## [What to do]
(a) In the Ivan Zotko profile, what does the note beside the 2019 Lleida Esportiu entry say about that spell? Answer in one or two sentences.
(b) Reproduce the stretch of the Ivan Zotko profile from "Youth career" through "Donetsk / 32 / (1)".

(Text block begins)

Ivan Zotko

Personal information
- Full name: Ivan Vyacheslavovych Zotko
- Date of birth: 9 July 1996 (age 30)
- Place of birth: Chudniv, Ukraine
- Height: 1.79 m (5 ft 10 in)
- Position: Defender

Youth career
- 2005–2009: Youth Sportive School Chudniv
- 2009–2012: Metalist Kharkiv

Senior career*
- Years: Team / Apps / (Gls)
- 2012–2016: Metalist Kharkiv / 8 / (1)
- 2016–2018: Valencia B / 30 / (2)
- 2018–2019: Elche / 9 / (0)
- 2019: → Lleida Esportiu (loan) / 8 / (0)
- 2019–2021: Olimpik Donetsk / 32 / (1)
- 2021–2023: Kryvbas Kryvyi Rih / 18 / (1)
- 2023: Urartu / 18 / (1)
- 2024: Sūduva / 29 / (2)
- 2025: Uzgen / 20 / (0)
- 2026: Istiklol / 8 / (0)

International career^{‡}
- 2014: Ukraine U18 / 9 / (2)
- 2014–2015: Ukraine U19 / 8 / (1)
- 2016: Ukraine U20 / 3 / (1)
- 2017–2018: Ukraine U21 / 8 / (3)

= Ivan Zotko =

Ukrainian footballer

Ivan Vyacheslavovych Zotko (Іван В'ячеславович Зотько; born 9 July 1996) is a Ukrainian professional footballer who plays as a defender, most recently for Tajikistan Higher League club Istiklol.

(Text block ends)
(Data extract begins)

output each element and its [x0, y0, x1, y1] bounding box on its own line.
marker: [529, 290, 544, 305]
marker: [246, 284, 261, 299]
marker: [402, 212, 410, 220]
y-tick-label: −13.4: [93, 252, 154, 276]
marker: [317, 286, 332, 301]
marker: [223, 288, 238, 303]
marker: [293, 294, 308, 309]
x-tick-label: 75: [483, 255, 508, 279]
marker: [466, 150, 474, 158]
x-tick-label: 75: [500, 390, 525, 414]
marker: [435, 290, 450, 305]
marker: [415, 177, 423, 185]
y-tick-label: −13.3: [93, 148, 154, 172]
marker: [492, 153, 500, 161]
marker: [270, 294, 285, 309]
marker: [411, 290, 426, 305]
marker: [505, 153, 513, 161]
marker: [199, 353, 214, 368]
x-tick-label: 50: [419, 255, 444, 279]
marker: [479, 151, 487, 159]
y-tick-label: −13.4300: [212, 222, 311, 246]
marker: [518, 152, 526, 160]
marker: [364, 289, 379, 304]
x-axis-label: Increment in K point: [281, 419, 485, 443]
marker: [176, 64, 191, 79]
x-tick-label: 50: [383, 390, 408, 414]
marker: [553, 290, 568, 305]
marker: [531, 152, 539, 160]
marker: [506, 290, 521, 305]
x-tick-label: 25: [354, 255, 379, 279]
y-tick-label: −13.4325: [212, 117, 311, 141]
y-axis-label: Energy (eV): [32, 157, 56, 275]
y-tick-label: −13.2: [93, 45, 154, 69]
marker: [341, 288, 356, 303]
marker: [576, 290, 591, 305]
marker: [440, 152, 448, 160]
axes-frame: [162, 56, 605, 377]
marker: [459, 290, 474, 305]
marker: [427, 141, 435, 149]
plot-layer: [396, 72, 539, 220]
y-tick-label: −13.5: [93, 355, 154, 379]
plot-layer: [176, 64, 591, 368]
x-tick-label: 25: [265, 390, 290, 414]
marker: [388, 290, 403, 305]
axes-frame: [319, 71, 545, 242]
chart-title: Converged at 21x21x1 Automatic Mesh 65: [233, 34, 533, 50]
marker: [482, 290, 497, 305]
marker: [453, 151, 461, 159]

(Data extract ends)

## [Exercise responses]
(a) The note "(loan)" marks his 2019 spell at Lleida Esportiu as a loan. During it he made 8 appearances and scored no goals.

(b)
Youth career
- 2005–2009: Youth Sportive School Chudniv
- 2009–2012: Metalist Kharkiv

Senior career*
- Years: Team / Apps / (Gls)
- 2012–2016: Metalist Kharkiv / 8 / (1)
- 2016–2018: Valencia B / 30 / (2)
- 2018–2019: Elche / 9 / (0)
- 2019: → Lleida Esportiu (loan) / 8 / (0)
- 2019–2021: Olimpik Donetsk / 32 / (1)